### What you are asked to do:
State the number of lines in these records holding "инженерного". Say nothing more.

** Begin Extracted entries **

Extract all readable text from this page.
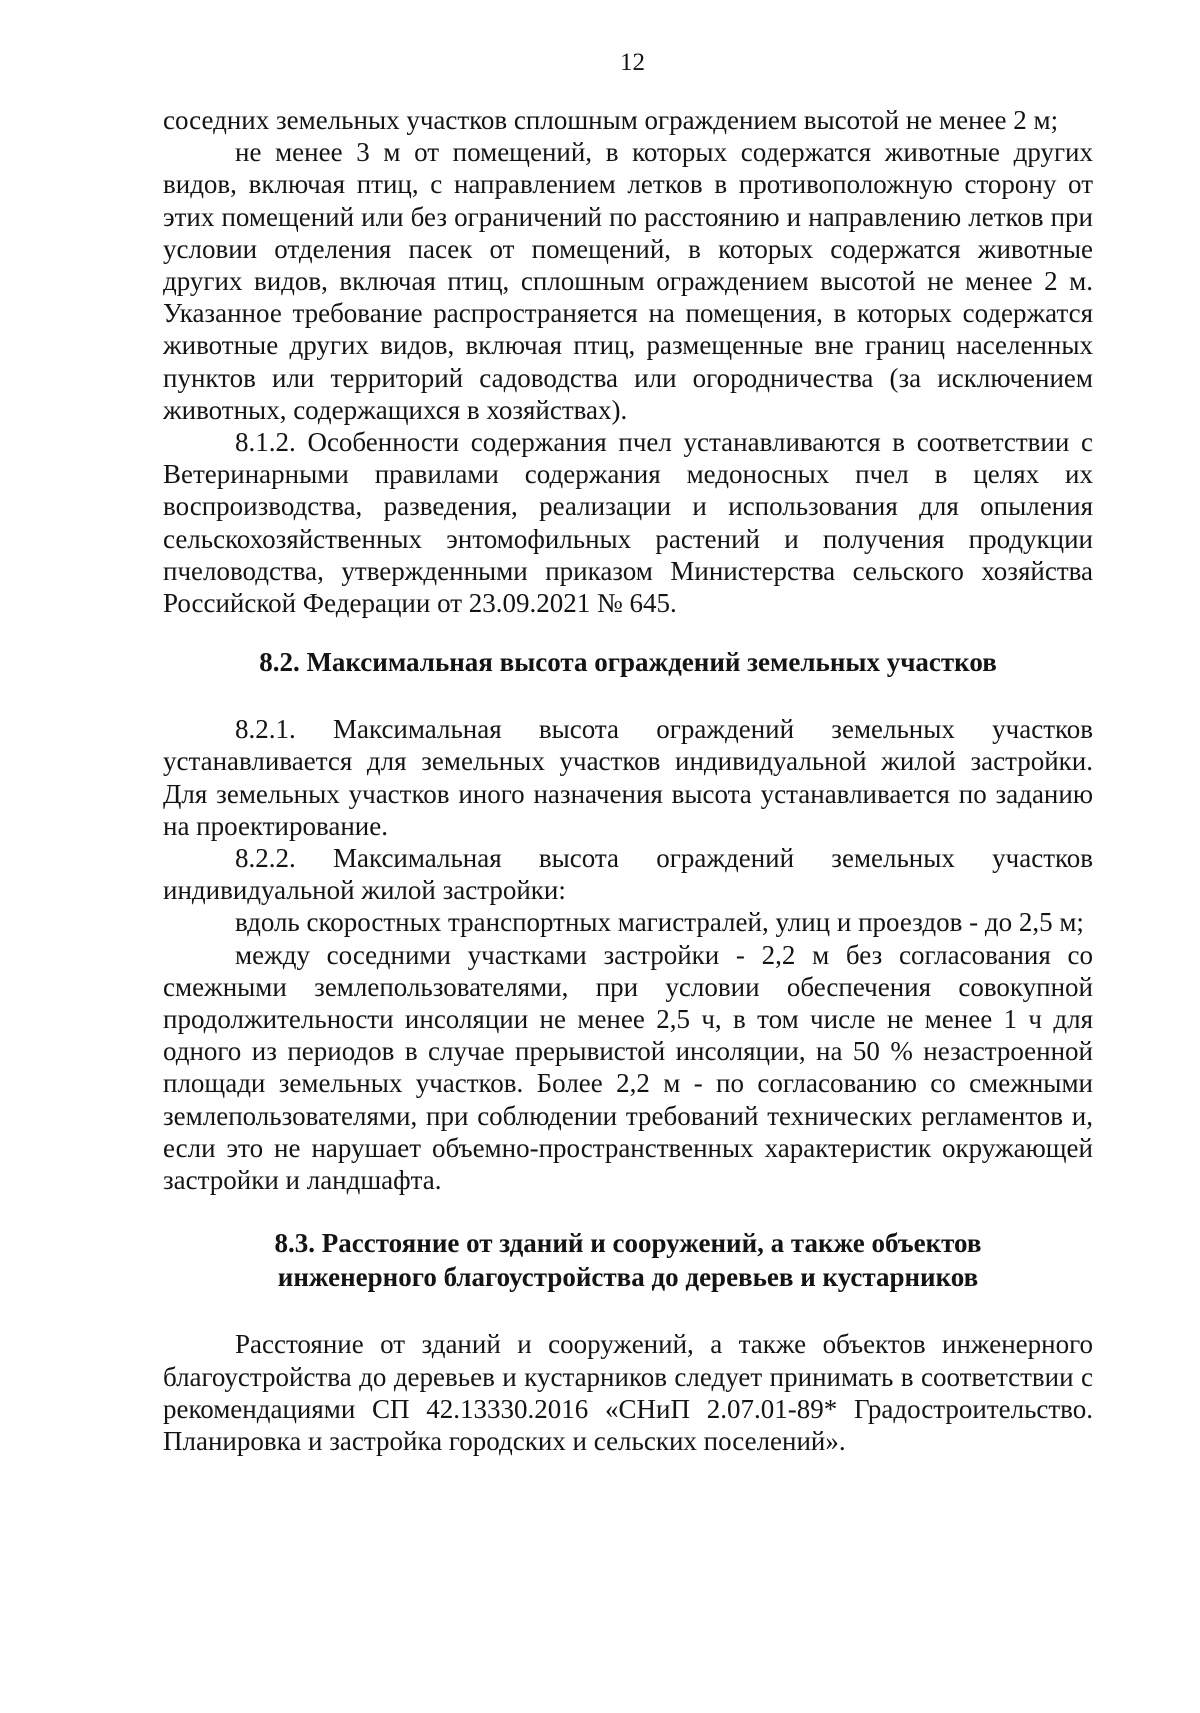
12

соседних земельных участков сплошным ограждением высотой не менее 2 м;

не менее 3 м от помещений, в которых содержатся животные других видов, включая птиц, с направлением летков в противоположную сторону от этих помещений или без ограничений по расстоянию и направлению летков при условии отделения пасек от помещений, в которых содержатся животные других видов, включая птиц, сплошным ограждением высотой не менее 2 м. Указанное требование распространяется на помещения, в которых содержатся животные других видов, включая птиц, размещенные вне границ населенных пунктов или территорий садоводства или огородничества (за исключением животных, содержащихся в хозяйствах).

8.1.2. Особенности содержания пчел устанавливаются в соответствии с Ветеринарными правилами содержания медоносных пчел в целях их воспроизводства, разведения, реализации и использования для опыления сельскохозяйственных энтомофильных растений и получения продукции пчеловодства, утвержденными приказом Министерства сельского хозяйства Российской Федерации от 23.09.2021 № 645.

8.2. Максимальная высота ограждений земельных участков

8.2.1. Максимальная высота ограждений земельных участков устанавливается для земельных участков индивидуальной жилой застройки. Для земельных участков иного назначения высота устанавливается по заданию на проектирование.

8.2.2. Максимальная высота ограждений земельных участков индивидуальной жилой застройки:

вдоль скоростных транспортных магистралей, улиц и проездов - до 2,5 м;

между соседними участками застройки - 2,2 м без согласования со смежными землепользователями, при условии обеспечения совокупной продолжительности инсоляции не менее 2,5 ч, в том числе не менее 1 ч для одного из периодов в случае прерывистой инсоляции, на 50 % незастроенной площади земельных участков. Более 2,2 м - по согласованию со смежными землепользователями, при соблюдении требований технических регламентов и, если это не нарушает объемно-пространственных характеристик окружающей застройки и ландшафта.

8.3. Расстояние от зданий и сооружений, а также объектов
инженерного благоустройства до деревьев и кустарников

Расстояние от зданий и сооружений, а также объектов инженерного благоустройства до деревьев и кустарников следует принимать в соответствии с рекомендациями СП 42.13330.2016 «СНиП 2.07.01-89* Градостроительство. Планировка и застройка городских и сельских поселений».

** End Extracted entries **

### Answer to this exercise:
2